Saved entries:
○ ○ ○ ○ ○ ○ ○
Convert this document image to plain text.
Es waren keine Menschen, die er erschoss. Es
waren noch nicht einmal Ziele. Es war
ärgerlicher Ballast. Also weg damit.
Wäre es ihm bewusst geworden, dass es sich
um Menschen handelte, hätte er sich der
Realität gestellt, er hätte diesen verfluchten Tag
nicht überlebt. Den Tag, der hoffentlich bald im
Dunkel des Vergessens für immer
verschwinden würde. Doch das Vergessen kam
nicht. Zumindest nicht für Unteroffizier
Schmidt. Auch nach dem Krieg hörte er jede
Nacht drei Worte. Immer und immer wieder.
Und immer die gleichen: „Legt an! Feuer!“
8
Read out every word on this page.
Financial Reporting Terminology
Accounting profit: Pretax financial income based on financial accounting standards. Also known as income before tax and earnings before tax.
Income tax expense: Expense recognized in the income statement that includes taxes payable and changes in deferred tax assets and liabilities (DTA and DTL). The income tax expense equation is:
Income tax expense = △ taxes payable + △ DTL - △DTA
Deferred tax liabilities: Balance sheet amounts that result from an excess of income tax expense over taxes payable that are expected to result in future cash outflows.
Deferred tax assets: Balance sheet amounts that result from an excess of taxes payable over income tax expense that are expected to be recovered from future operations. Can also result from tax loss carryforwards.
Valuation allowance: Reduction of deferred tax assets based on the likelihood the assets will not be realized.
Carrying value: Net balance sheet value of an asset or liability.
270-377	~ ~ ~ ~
○ ○ ○ ○ ○ ○ ○
» **Written exercise**
Exactly as written, give the line containing "Read out every word on this page." and all remaining lines of the records.

» **Solution to this task**
Read out every word on this page.
Financial Reporting Terminology
Accounting profit: Pretax financial income based on financial accounting standards. Also known as income before tax and earnings before tax.
Income tax expense: Expense recognized in the income statement that includes taxes payable and changes in deferred tax assets and liabilities (DTA and DTL). The income tax expense equation is:
Income tax expense = △ taxes payable + △ DTL - △DTA
Deferred tax liabilities: Balance sheet amounts that result from an excess of income tax expense over taxes payable that are expected to result in future cash outflows.
Deferred tax assets: Balance sheet amounts that result from an excess of taxes payable over income tax expense that are expected to be recovered from future operations. Can also result from tax loss carryforwards.
Valuation allowance: Reduction of deferred tax assets based on the likelihood the assets will not be realized.
Carrying value: Net balance sheet value of an asset or liability.
270-377	~ ~ ~ ~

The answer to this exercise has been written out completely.